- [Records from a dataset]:
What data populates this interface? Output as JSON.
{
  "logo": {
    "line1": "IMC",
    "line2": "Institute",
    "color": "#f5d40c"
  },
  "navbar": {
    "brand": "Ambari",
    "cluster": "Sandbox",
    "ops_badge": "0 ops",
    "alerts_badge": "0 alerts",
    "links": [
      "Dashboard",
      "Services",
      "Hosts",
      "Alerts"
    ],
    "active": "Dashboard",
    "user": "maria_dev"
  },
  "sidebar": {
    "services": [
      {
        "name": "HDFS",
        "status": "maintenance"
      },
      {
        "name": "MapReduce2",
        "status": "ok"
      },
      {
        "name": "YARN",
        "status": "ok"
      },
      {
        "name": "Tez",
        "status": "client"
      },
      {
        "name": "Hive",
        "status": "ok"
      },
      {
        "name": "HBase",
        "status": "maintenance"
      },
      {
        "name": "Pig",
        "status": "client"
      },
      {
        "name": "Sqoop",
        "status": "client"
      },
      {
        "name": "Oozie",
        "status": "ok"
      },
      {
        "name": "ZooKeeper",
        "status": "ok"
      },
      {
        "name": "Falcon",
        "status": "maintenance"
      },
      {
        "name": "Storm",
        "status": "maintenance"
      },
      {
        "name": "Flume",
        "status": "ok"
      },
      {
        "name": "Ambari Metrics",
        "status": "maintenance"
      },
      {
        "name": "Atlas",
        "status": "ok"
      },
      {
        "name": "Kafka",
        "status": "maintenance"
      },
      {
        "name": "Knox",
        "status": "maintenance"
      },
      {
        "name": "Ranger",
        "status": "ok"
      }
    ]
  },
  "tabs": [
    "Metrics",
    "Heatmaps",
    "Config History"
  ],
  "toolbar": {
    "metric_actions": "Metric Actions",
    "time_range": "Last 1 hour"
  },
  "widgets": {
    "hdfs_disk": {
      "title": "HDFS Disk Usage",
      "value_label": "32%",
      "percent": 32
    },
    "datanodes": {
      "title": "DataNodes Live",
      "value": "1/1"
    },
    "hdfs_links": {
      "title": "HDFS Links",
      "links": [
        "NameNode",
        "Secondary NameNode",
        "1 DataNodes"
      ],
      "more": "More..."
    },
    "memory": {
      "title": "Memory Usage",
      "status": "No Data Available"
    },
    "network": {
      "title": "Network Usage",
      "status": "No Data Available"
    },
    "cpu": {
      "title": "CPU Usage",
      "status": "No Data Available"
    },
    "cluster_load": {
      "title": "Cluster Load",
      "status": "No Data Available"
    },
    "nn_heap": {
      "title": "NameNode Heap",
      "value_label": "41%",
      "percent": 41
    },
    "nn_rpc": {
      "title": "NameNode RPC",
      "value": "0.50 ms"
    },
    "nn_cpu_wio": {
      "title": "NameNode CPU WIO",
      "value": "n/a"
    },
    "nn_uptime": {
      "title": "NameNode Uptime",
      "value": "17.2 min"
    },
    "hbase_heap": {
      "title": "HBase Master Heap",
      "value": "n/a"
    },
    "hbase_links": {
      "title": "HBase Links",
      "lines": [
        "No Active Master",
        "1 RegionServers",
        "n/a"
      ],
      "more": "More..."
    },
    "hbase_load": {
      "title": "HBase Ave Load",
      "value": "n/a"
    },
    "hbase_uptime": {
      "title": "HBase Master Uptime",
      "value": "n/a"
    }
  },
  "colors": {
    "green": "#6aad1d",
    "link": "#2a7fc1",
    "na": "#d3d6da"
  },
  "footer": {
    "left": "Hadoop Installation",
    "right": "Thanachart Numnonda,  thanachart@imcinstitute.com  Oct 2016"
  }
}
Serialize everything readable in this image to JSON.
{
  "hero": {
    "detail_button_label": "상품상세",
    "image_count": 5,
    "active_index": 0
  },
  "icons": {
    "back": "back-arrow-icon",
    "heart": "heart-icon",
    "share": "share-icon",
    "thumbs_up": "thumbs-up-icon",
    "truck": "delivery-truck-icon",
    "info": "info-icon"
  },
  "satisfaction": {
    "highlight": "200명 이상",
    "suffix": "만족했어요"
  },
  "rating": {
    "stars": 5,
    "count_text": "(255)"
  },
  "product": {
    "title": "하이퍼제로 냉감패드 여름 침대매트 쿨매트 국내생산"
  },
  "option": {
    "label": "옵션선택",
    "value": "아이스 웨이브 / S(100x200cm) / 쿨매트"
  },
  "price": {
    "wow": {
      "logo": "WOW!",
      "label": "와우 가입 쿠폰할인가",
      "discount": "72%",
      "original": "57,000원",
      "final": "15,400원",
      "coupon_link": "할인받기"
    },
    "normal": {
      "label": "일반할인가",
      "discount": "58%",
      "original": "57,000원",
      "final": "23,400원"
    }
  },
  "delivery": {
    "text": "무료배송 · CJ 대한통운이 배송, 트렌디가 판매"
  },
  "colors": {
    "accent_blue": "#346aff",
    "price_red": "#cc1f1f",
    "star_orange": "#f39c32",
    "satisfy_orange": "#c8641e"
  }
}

- [Aim]: Word for word, write out the data.

- [Correct response]:
What data populates this interface? Output as JSON.
{
  "logo": {
    "line1": "IMC",
    "line2": "Institute",
    "color": "#f5d40c"
  },
  "navbar": {
    "brand": "Ambari",
    "cluster": "Sandbox",
    "ops_badge": "0 ops",
    "alerts_badge": "0 alerts",
    "links": [
      "Dashboard",
      "Services",
      "Hosts",
      "Alerts"
    ],
    "active": "Dashboard",
    "user": "maria_dev"
  },
  "sidebar": {
    "services": [
      {
        "name": "HDFS",
        "status": "maintenance"
      },
      {
        "name": "MapReduce2",
        "status": "ok"
      },
      {
        "name": "YARN",
        "status": "ok"
      },
      {
        "name": "Tez",
        "status": "client"
      },
      {
        "name": "Hive",
        "status": "ok"
      },
      {
        "name": "HBase",
        "status": "maintenance"
      },
      {
        "name": "Pig",
        "status": "client"
      },
      {
        "name": "Sqoop",
        "status": "client"
      },
      {
        "name": "Oozie",
        "status": "ok"
      },
      {
        "name": "ZooKeeper",
        "status": "ok"
      },
      {
        "name": "Falcon",
        "status": "maintenance"
      },
      {
        "name": "Storm",
        "status": "maintenance"
      },
      {
        "name": "Flume",
        "status": "ok"
      },
      {
        "name": "Ambari Metrics",
        "status": "maintenance"
      },
      {
        "name": "Atlas",
        "status": "ok"
      },
      {
        "name": "Kafka",
        "status": "maintenance"
      },
      {
        "name": "Knox",
        "status": "maintenance"
      },
      {
        "name": "Ranger",
        "status": "ok"
      }
    ]
  },
  "tabs": [
    "Metrics",
    "Heatmaps",
    "Config History"
  ],
  "toolbar": {
    "metric_actions": "Metric Actions",
    "time_range": "Last 1 hour"
  },
  "widgets": {
    "hdfs_disk": {
      "title": "HDFS Disk Usage",
      "value_label": "32%",
      "percent": 32
    },
    "datanodes": {
      "title": "DataNodes Live",
      "value": "1/1"
    },
    "hdfs_links": {
      "title": "HDFS Links",
      "links": [
        "NameNode",
        "Secondary NameNode",
        "1 DataNodes"
      ],
      "more": "More..."
    },
    "memory": {
      "title": "Memory Usage",
      "status": "No Data Available"
    },
    "network": {
      "title": "Network Usage",
      "status": "No Data Available"
    },
    "cpu": {
      "title": "CPU Usage",
      "status": "No Data Available"
    },
    "cluster_load": {
      "title": "Cluster Load",
      "status": "No Data Available"
    },
    "nn_heap": {
      "title": "NameNode Heap",
      "value_label": "41%",
      "percent": 41
    },
    "nn_rpc": {
      "title": "NameNode RPC",
      "value": "0.50 ms"
    },
    "nn_cpu_wio": {
      "title": "NameNode CPU WIO",
      "value": "n/a"
    },
    "nn_uptime": {
      "title": "NameNode Uptime",
      "value": "17.2 min"
    },
    "hbase_heap": {
      "title": "HBase Master Heap",
      "value": "n/a"
    },
    "hbase_links": {
      "title": "HBase Links",
      "lines": [
        "No Active Master",
        "1 RegionServers",
        "n/a"
      ],
      "more": "More..."
    },
    "hbase_load": {
      "title": "HBase Ave Load",
      "value": "n/a"
    },
    "hbase_uptime": {
      "title": "HBase Master Uptime",
      "value": "n/a"
    }
  },
  "colors": {
    "green": "#6aad1d",
    "link": "#2a7fc1",
    "na": "#d3d6da"
  },
  "footer": {
    "left": "Hadoop Installation",
    "right": "Thanachart Numnonda,  thanachart@imcinstitute.com  Oct 2016"
  }
}
Serialize everything readable in this image to JSON.
{
  "hero": {
    "detail_button_label": "상품상세",
    "image_count": 5,
    "active_index": 0
  },
  "icons": {
    "back": "back-arrow-icon",
    "heart": "heart-icon",
    "share": "share-icon",
    "thumbs_up": "thumbs-up-icon",
    "truck": "delivery-truck-icon",
    "info": "info-icon"
  },
  "satisfaction": {
    "highlight": "200명 이상",
    "suffix": "만족했어요"
  },
  "rating": {
    "stars": 5,
    "count_text": "(255)"
  },
  "product": {
    "title": "하이퍼제로 냉감패드 여름 침대매트 쿨매트 국내생산"
  },
  "option": {
    "label": "옵션선택",
    "value": "아이스 웨이브 / S(100x200cm) / 쿨매트"
  },
  "price": {
    "wow": {
      "logo": "WOW!",
      "label": "와우 가입 쿠폰할인가",
      "discount": "72%",
      "original": "57,000원",
      "final": "15,400원",
      "coupon_link": "할인받기"
    },
    "normal": {
      "label": "일반할인가",
      "discount": "58%",
      "original": "57,000원",
      "final": "23,400원"
    }
  },
  "delivery": {
    "text": "무료배송 · CJ 대한통운이 배송, 트렌디가 판매"
  },
  "colors": {
    "accent_blue": "#346aff",
    "price_red": "#cc1f1f",
    "star_orange": "#f39c32",
    "satisfy_orange": "#c8641e"
  }
}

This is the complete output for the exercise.